[EXERCISE DESCRIPTION]
Transcribe the records below exactly as they appear.

(Figure collection entries)
"""

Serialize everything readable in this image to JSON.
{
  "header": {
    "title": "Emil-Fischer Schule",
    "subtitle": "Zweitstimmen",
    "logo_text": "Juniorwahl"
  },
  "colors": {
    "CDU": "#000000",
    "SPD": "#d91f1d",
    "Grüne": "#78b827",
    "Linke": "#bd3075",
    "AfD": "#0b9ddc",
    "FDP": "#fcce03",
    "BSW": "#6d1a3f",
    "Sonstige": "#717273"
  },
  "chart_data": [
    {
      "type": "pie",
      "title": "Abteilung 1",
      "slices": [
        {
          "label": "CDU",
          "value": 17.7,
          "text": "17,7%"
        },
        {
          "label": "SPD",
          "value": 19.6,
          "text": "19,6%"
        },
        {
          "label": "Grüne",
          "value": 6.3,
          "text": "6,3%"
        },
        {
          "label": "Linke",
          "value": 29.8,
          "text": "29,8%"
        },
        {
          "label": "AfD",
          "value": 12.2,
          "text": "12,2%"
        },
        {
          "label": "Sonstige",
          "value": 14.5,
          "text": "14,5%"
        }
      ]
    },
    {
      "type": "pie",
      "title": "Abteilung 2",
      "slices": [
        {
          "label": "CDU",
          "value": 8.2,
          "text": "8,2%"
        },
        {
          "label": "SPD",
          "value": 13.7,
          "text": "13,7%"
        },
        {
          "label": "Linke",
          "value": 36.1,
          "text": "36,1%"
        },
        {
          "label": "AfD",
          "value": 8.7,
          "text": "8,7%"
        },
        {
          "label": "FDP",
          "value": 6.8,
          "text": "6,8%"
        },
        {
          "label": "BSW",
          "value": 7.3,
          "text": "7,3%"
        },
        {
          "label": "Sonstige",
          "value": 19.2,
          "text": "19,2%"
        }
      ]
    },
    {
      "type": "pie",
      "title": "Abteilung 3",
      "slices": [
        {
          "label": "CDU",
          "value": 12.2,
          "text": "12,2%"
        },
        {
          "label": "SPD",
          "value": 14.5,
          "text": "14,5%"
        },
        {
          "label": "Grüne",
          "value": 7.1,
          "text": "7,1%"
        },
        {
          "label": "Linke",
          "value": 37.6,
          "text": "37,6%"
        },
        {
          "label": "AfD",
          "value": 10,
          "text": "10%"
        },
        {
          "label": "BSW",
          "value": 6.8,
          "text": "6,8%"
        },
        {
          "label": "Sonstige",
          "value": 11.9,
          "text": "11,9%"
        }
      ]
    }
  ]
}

"""

[TASK ANSWER]
Serialize everything readable in this image to JSON.
{
  "header": {
    "title": "Emil-Fischer Schule",
    "subtitle": "Zweitstimmen",
    "logo_text": "Juniorwahl"
  },
  "colors": {
    "CDU": "#000000",
    "SPD": "#d91f1d",
    "Grüne": "#78b827",
    "Linke": "#bd3075",
    "AfD": "#0b9ddc",
    "FDP": "#fcce03",
    "BSW": "#6d1a3f",
    "Sonstige": "#717273"
  },
  "chart_data": [
    {
      "type": "pie",
      "title": "Abteilung 1",
      "slices": [
        {
          "label": "CDU",
          "value": 17.7,
          "text": "17,7%"
        },
        {
          "label": "SPD",
          "value": 19.6,
          "text": "19,6%"
        },
        {
          "label": "Grüne",
          "value": 6.3,
          "text": "6,3%"
        },
        {
          "label": "Linke",
          "value": 29.8,
          "text": "29,8%"
        },
        {
          "label": "AfD",
          "value": 12.2,
          "text": "12,2%"
        },
        {
          "label": "Sonstige",
          "value": 14.5,
          "text": "14,5%"
        }
      ]
    },
    {
      "type": "pie",
      "title": "Abteilung 2",
      "slices": [
        {
          "label": "CDU",
          "value": 8.2,
          "text": "8,2%"
        },
        {
          "label": "SPD",
          "value": 13.7,
          "text": "13,7%"
        },
        {
          "label": "Linke",
          "value": 36.1,
          "text": "36,1%"
        },
        {
          "label": "AfD",
          "value": 8.7,
          "text": "8,7%"
        },
        {
          "label": "FDP",
          "value": 6.8,
          "text": "6,8%"
        },
        {
          "label": "BSW",
          "value": 7.3,
          "text": "7,3%"
        },
        {
          "label": "Sonstige",
          "value": 19.2,
          "text": "19,2%"
        }
      ]
    },
    {
      "type": "pie",
      "title": "Abteilung 3",
      "slices": [
        {
          "label": "CDU",
          "value": 12.2,
          "text": "12,2%"
        },
        {
          "label": "SPD",
          "value": 14.5,
          "text": "14,5%"
        },
        {
          "label": "Grüne",
          "value": 7.1,
          "text": "7,1%"
        },
        {
          "label": "Linke",
          "value": 37.6,
          "text": "37,6%"
        },
        {
          "label": "AfD",
          "value": 10,
          "text": "10%"
        },
        {
          "label": "BSW",
          "value": 6.8,
          "text": "6,8%"
        },
        {
          "label": "Sonstige",
          "value": 11.9,
          "text": "11,9%"
        }
      ]
    }
  ]
}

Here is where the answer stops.